Rows from a figure dataset:
= = =
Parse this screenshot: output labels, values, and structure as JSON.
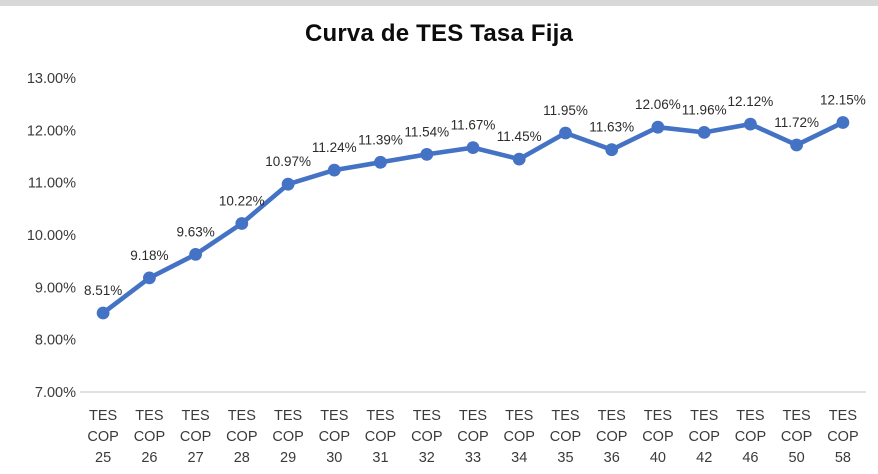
{
  "page": {
    "background": "#ffffff",
    "top_border_color": "#d8d8d8"
  },
  "chart_data": {
    "type": "line",
    "title": "Curva de TES Tasa Fija",
    "categories": [
      "TES COP 25",
      "TES COP 26",
      "TES COP 27",
      "TES COP 28",
      "TES COP 29",
      "TES COP 30",
      "TES COP 31",
      "TES COP 32",
      "TES COP 33",
      "TES COP 34",
      "TES COP 35",
      "TES COP 36",
      "TES COP 40",
      "TES COP 42",
      "TES COP 46",
      "TES COP 50",
      "TES COP 58"
    ],
    "values": [
      8.51,
      9.18,
      9.63,
      10.22,
      10.97,
      11.24,
      11.39,
      11.54,
      11.67,
      11.45,
      11.95,
      11.63,
      12.06,
      11.96,
      12.12,
      11.72,
      12.15
    ],
    "point_labels": [
      "8.51%",
      "9.18%",
      "9.63%",
      "10.22%",
      "10.97%",
      "11.24%",
      "11.39%",
      "11.54%",
      "11.67%",
      "11.45%",
      "11.95%",
      "11.63%",
      "12.06%",
      "11.96%",
      "12.12%",
      "11.72%",
      "12.15%"
    ],
    "y_ticks": [
      "13.00%",
      "12.00%",
      "11.00%",
      "10.00%",
      "9.00%",
      "8.00%",
      "7.00%"
    ],
    "y_tick_values": [
      13,
      12,
      11,
      10,
      9,
      8,
      7
    ],
    "ylim": [
      7,
      13
    ],
    "xlabel": "",
    "ylabel": "",
    "grid": false,
    "legend": "none",
    "colors": {
      "line": "#4472C4",
      "marker": "#4472C4",
      "data_label": "#2b2b2b",
      "axis_line": "#d9d9d9",
      "tick_text": "#3a3a3a",
      "title": "#0c0c0c"
    }
  }
}
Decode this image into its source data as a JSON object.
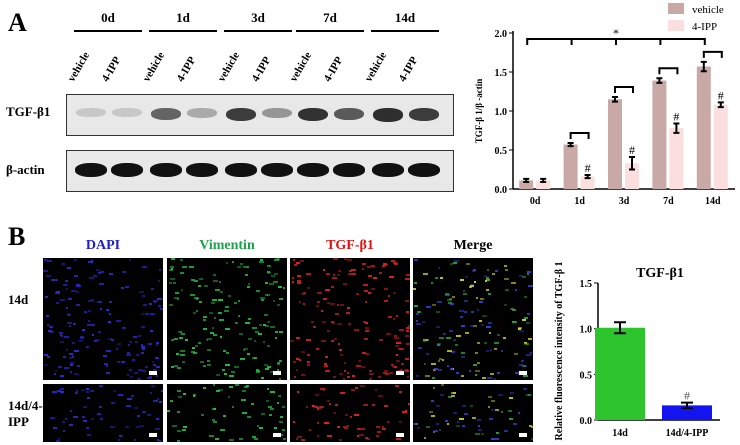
{
  "panel_a": {
    "letter": "A",
    "timepoints": [
      "0d",
      "1d",
      "3d",
      "7d",
      "14d"
    ],
    "lane_labels": [
      "vehicle",
      "4-IPP"
    ],
    "rows": [
      {
        "label": "TGF-β1",
        "intensity_vehicle": [
          0.15,
          0.65,
          0.85,
          0.9,
          0.92
        ],
        "intensity_4ipp": [
          0.15,
          0.3,
          0.4,
          0.7,
          0.85
        ]
      },
      {
        "label": "β-actin"
      }
    ]
  },
  "panel_b": {
    "letter": "B",
    "columns": [
      {
        "label": "DAPI",
        "color": "#1e1ec8"
      },
      {
        "label": "Vimentin",
        "color": "#1aa34a"
      },
      {
        "label": "TGF-β1",
        "color": "#e01010"
      },
      {
        "label": "Merge",
        "color": "#000000"
      }
    ],
    "rows": [
      "14d",
      "14d/4-IPP"
    ]
  },
  "chart_data": [
    {
      "type": "bar",
      "categories": [
        "0d",
        "1d",
        "3d",
        "7d",
        "14d"
      ],
      "ylabel": "TGF-β 1/β -actin",
      "ylim": [
        0,
        2.0
      ],
      "yticks": [
        "0.0",
        "0.5",
        "1.0",
        "1.5",
        "2.0"
      ],
      "legend_position": "top-right",
      "series": [
        {
          "name": "vehicle",
          "color": "#c9a9a6",
          "values": [
            0.11,
            0.57,
            1.15,
            1.39,
            1.57
          ],
          "errors": [
            0.02,
            0.02,
            0.03,
            0.03,
            0.06
          ]
        },
        {
          "name": "4-IPP",
          "color": "#fbdede",
          "values": [
            0.11,
            0.16,
            0.33,
            0.78,
            1.08
          ],
          "errors": [
            0.02,
            0.02,
            0.08,
            0.06,
            0.03
          ]
        }
      ],
      "annotations": {
        "star": "*",
        "hash": "#"
      }
    },
    {
      "type": "bar",
      "title": "TGF-β1",
      "categories": [
        "14d",
        "14d/4-IPP"
      ],
      "ylabel": "Relative fluorescence intensity of TGF-β 1",
      "ylim": [
        0,
        1.5
      ],
      "yticks": [
        "0.0",
        "0.5",
        "1.0",
        "1.5"
      ],
      "values": [
        1.01,
        0.16
      ],
      "errors": [
        0.06,
        0.03
      ],
      "colors": [
        "#2ec42e",
        "#1414f0"
      ],
      "annotations": {
        "hash": "#"
      }
    }
  ]
}
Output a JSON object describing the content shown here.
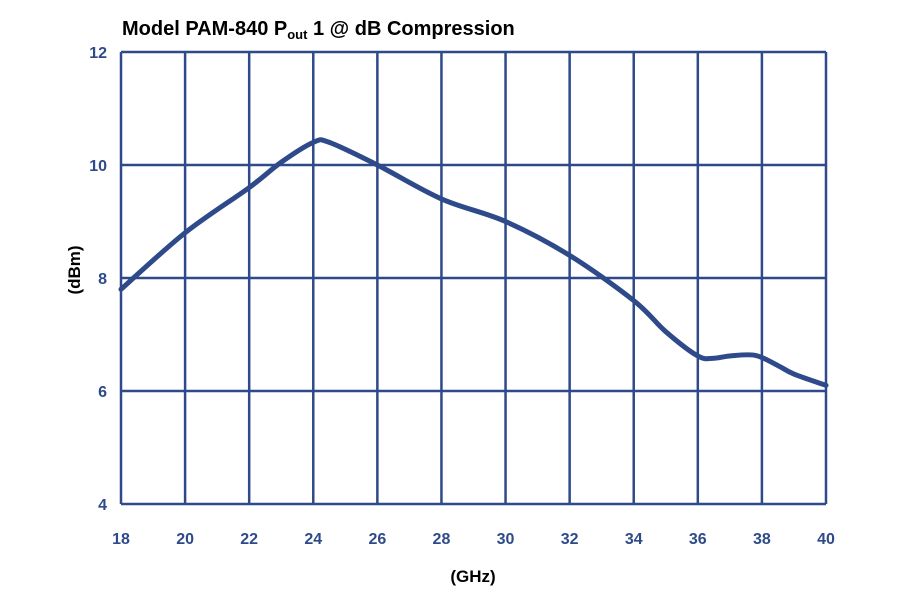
{
  "chart_data": {
    "type": "line",
    "title": {
      "prefix": "Model PAM-840 P",
      "subscript": "out",
      "suffix": " 1 @ dB Compression"
    },
    "xlabel": "(GHz)",
    "ylabel": "(dBm)",
    "xlim": [
      18,
      40
    ],
    "ylim": [
      4,
      12
    ],
    "x_ticks": [
      18,
      20,
      22,
      24,
      26,
      28,
      30,
      32,
      34,
      36,
      38,
      40
    ],
    "y_ticks": [
      4,
      6,
      8,
      10,
      12
    ],
    "grid": true,
    "colors": {
      "line": "#2e4a8a",
      "grid": "#2e4a8a",
      "text": "#2e4a8a"
    },
    "series": [
      {
        "x": [
          18,
          20,
          22,
          23,
          24,
          24.5,
          26,
          28,
          30,
          32,
          34,
          35,
          36,
          36.5,
          37,
          37.8,
          38.5,
          39,
          40
        ],
        "y": [
          7.8,
          8.8,
          9.6,
          10.05,
          10.4,
          10.4,
          10.0,
          9.4,
          9.0,
          8.4,
          7.6,
          7.05,
          6.62,
          6.58,
          6.62,
          6.63,
          6.45,
          6.3,
          6.1
        ]
      }
    ]
  }
}
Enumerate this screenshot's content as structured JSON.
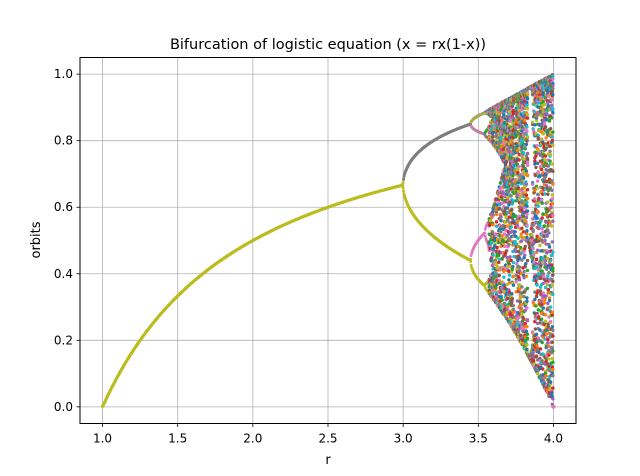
{
  "chart_data": {
    "type": "scatter",
    "title": "Bifurcation of logistic equation (x = rx(1-x))",
    "xlabel": "r",
    "ylabel": "orbits",
    "xlim": [
      0.85,
      4.15
    ],
    "ylim": [
      -0.05,
      1.05
    ],
    "xticks": [
      "1.0",
      "1.5",
      "2.0",
      "2.5",
      "3.0",
      "3.5",
      "4.0"
    ],
    "xtick_values": [
      1.0,
      1.5,
      2.0,
      2.5,
      3.0,
      3.5,
      4.0
    ],
    "yticks": [
      "0.0",
      "0.2",
      "0.4",
      "0.6",
      "0.8",
      "1.0"
    ],
    "ytick_values": [
      0.0,
      0.2,
      0.4,
      0.6,
      0.8,
      1.0
    ],
    "grid": true,
    "equation": "x(n+1) = r * x(n) * (1 - x(n))",
    "r_range": [
      1.0,
      4.0
    ],
    "regimes": [
      {
        "r_from": 1.0,
        "r_to": 3.0,
        "behavior": "fixed point",
        "x_at_start": 0.0,
        "x_at_end": 0.667
      },
      {
        "r_from": 3.0,
        "r_to": 3.449,
        "behavior": "period-2 cycle",
        "upper_at_end": 0.849,
        "lower_at_end": 0.44
      },
      {
        "r_from": 3.449,
        "r_to": 3.57,
        "behavior": "period-4 / period-doubling cascade"
      },
      {
        "r_from": 3.57,
        "r_to": 4.0,
        "behavior": "chaos",
        "x_range_at_end": [
          0.0,
          1.0
        ]
      }
    ],
    "series_colors": [
      "#1f77b4",
      "#ff7f0e",
      "#2ca02c",
      "#d62728",
      "#9467bd",
      "#8c564b",
      "#e377c2",
      "#7f7f7f",
      "#bcbd22",
      "#17becf"
    ],
    "highlight_colors": {
      "main_branch": "#bcbd22",
      "upper_branch": "#7f7f7f",
      "pink_branch": "#e377c2"
    }
  }
}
= = =
TASK INSTRUCTIONS: Transcribe the records above exactly as they appear, leaving out any pictures.

TASK SOLUTION:
Parse this screenshot: output labels, values, and structure as JSON.
{
  "page": {
    "background": "#ffffff",
    "top_border_color": "#d8d8d8"
  },
  "chart_data": {
    "type": "line",
    "title": "Curva de TES Tasa Fija",
    "categories": [
      "TES COP 25",
      "TES COP 26",
      "TES COP 27",
      "TES COP 28",
      "TES COP 29",
      "TES COP 30",
      "TES COP 31",
      "TES COP 32",
      "TES COP 33",
      "TES COP 34",
      "TES COP 35",
      "TES COP 36",
      "TES COP 40",
      "TES COP 42",
      "TES COP 46",
      "TES COP 50",
      "TES COP 58"
    ],
    "values": [
      8.51,
      9.18,
      9.63,
      10.22,
      10.97,
      11.24,
      11.39,
      11.54,
      11.67,
      11.45,
      11.95,
      11.63,
      12.06,
      11.96,
      12.12,
      11.72,
      12.15
    ],
    "point_labels": [
      "8.51%",
      "9.18%",
      "9.63%",
      "10.22%",
      "10.97%",
      "11.24%",
      "11.39%",
      "11.54%",
      "11.67%",
      "11.45%",
      "11.95%",
      "11.63%",
      "12.06%",
      "11.96%",
      "12.12%",
      "11.72%",
      "12.15%"
    ],
    "y_ticks": [
      "13.00%",
      "12.00%",
      "11.00%",
      "10.00%",
      "9.00%",
      "8.00%",
      "7.00%"
    ],
    "y_tick_values": [
      13,
      12,
      11,
      10,
      9,
      8,
      7
    ],
    "ylim": [
      7,
      13
    ],
    "xlabel": "",
    "ylabel": "",
    "grid": false,
    "legend": "none",
    "colors": {
      "line": "#4472C4",
      "marker": "#4472C4",
      "data_label": "#2b2b2b",
      "axis_line": "#d9d9d9",
      "tick_text": "#3a3a3a",
      "title": "#0c0c0c"
    }
  }
}
Decode this image into its source data as a JSON object.
{
  "panel_a": {
    "letter": "A",
    "timepoints": [
      "0d",
      "1d",
      "3d",
      "7d",
      "14d"
    ],
    "lane_labels": [
      "vehicle",
      "4-IPP"
    ],
    "rows": [
      {
        "label": "TGF-β1",
        "intensity_vehicle": [
          0.15,
          0.65,
          0.85,
          0.9,
          0.92
        ],
        "intensity_4ipp": [
          0.15,
          0.3,
          0.4,
          0.7,
          0.85
        ]
      },
      {
        "label": "β-actin"
      }
    ]
  },
  "panel_b": {
    "letter": "B",
    "columns": [
      {
        "label": "DAPI",
        "color": "#1e1ec8"
      },
      {
        "label": "Vimentin",
        "color": "#1aa34a"
      },
      {
        "label": "TGF-β1",
        "color": "#e01010"
      },
      {
        "label": "Merge",
        "color": "#000000"
      }
    ],
    "rows": [
      "14d",
      "14d/4-IPP"
    ]
  },
  "chart_data": [
    {
      "type": "bar",
      "categories": [
        "0d",
        "1d",
        "3d",
        "7d",
        "14d"
      ],
      "ylabel": "TGF-β 1/β -actin",
      "ylim": [
        0,
        2.0
      ],
      "yticks": [
        "0.0",
        "0.5",
        "1.0",
        "1.5",
        "2.0"
      ],
      "legend_position": "top-right",
      "series": [
        {
          "name": "vehicle",
          "color": "#c9a9a6",
          "values": [
            0.11,
            0.57,
            1.15,
            1.39,
            1.57
          ],
          "errors": [
            0.02,
            0.02,
            0.03,
            0.03,
            0.06
          ]
        },
        {
          "name": "4-IPP",
          "color": "#fbdede",
          "values": [
            0.11,
            0.16,
            0.33,
            0.78,
            1.08
          ],
          "errors": [
            0.02,
            0.02,
            0.08,
            0.06,
            0.03
          ]
        }
      ],
      "annotations": {
        "star": "*",
        "hash": "#"
      }
    },
    {
      "type": "bar",
      "title": "TGF-β1",
      "categories": [
        "14d",
        "14d/4-IPP"
      ],
      "ylabel": "Relative fluorescence intensity of TGF-β 1",
      "ylim": [
        0,
        1.5
      ],
      "yticks": [
        "0.0",
        "0.5",
        "1.0",
        "1.5"
      ],
      "values": [
        1.01,
        0.16
      ],
      "errors": [
        0.06,
        0.03
      ],
      "colors": [
        "#2ec42e",
        "#1414f0"
      ],
      "annotations": {
        "hash": "#"
      }
    }
  ]
}
Output a JSON object describing the content shown here.
{
  "chart_data": {
    "type": "line",
    "title": {
      "prefix": "Model PAM-840 P",
      "subscript": "out",
      "suffix": " 1 @ dB Compression"
    },
    "xlabel": "(GHz)",
    "ylabel": "(dBm)",
    "xlim": [
      18,
      40
    ],
    "ylim": [
      4,
      12
    ],
    "x_ticks": [
      18,
      20,
      22,
      24,
      26,
      28,
      30,
      32,
      34,
      36,
      38,
      40
    ],
    "y_ticks": [
      4,
      6,
      8,
      10,
      12
    ],
    "grid": true,
    "colors": {
      "line": "#2e4a8a",
      "grid": "#2e4a8a",
      "text": "#2e4a8a"
    },
    "series": [
      {
        "x": [
          18,
          20,
          22,
          23,
          24,
          24.5,
          26,
          28,
          30,
          32,
          34,
          35,
          36,
          36.5,
          37,
          37.8,
          38.5,
          39,
          40
        ],
        "y": [
          7.8,
          8.8,
          9.6,
          10.05,
          10.4,
          10.4,
          10.0,
          9.4,
          9.0,
          8.4,
          7.6,
          7.05,
          6.62,
          6.58,
          6.62,
          6.63,
          6.45,
          6.3,
          6.1
        ]
      }
    ]
  }
}
Enumerate this screenshot's content as structured JSON.
{
  "chart_data": {
    "type": "scatter",
    "title": "Bifurcation of logistic equation (x = rx(1-x))",
    "xlabel": "r",
    "ylabel": "orbits",
    "xlim": [
      0.85,
      4.15
    ],
    "ylim": [
      -0.05,
      1.05
    ],
    "xticks": [
      "1.0",
      "1.5",
      "2.0",
      "2.5",
      "3.0",
      "3.5",
      "4.0"
    ],
    "xtick_values": [
      1.0,
      1.5,
      2.0,
      2.5,
      3.0,
      3.5,
      4.0
    ],
    "yticks": [
      "0.0",
      "0.2",
      "0.4",
      "0.6",
      "0.8",
      "1.0"
    ],
    "ytick_values": [
      0.0,
      0.2,
      0.4,
      0.6,
      0.8,
      1.0
    ],
    "grid": true,
    "equation": "x(n+1) = r * x(n) * (1 - x(n))",
    "r_range": [
      1.0,
      4.0
    ],
    "regimes": [
      {
        "r_from": 1.0,
        "r_to": 3.0,
        "behavior": "fixed point",
        "x_at_start": 0.0,
        "x_at_end": 0.667
      },
      {
        "r_from": 3.0,
        "r_to": 3.449,
        "behavior": "period-2 cycle",
        "upper_at_end": 0.849,
        "lower_at_end": 0.44
      },
      {
        "r_from": 3.449,
        "r_to": 3.57,
        "behavior": "period-4 / period-doubling cascade"
      },
      {
        "r_from": 3.57,
        "r_to": 4.0,
        "behavior": "chaos",
        "x_range_at_end": [
          0.0,
          1.0
        ]
      }
    ],
    "series_colors": [
      "#1f77b4",
      "#ff7f0e",
      "#2ca02c",
      "#d62728",
      "#9467bd",
      "#8c564b",
      "#e377c2",
      "#7f7f7f",
      "#bcbd22",
      "#17becf"
    ],
    "highlight_colors": {
      "main_branch": "#bcbd22",
      "upper_branch": "#7f7f7f",
      "pink_branch": "#e377c2"
    }
  }
}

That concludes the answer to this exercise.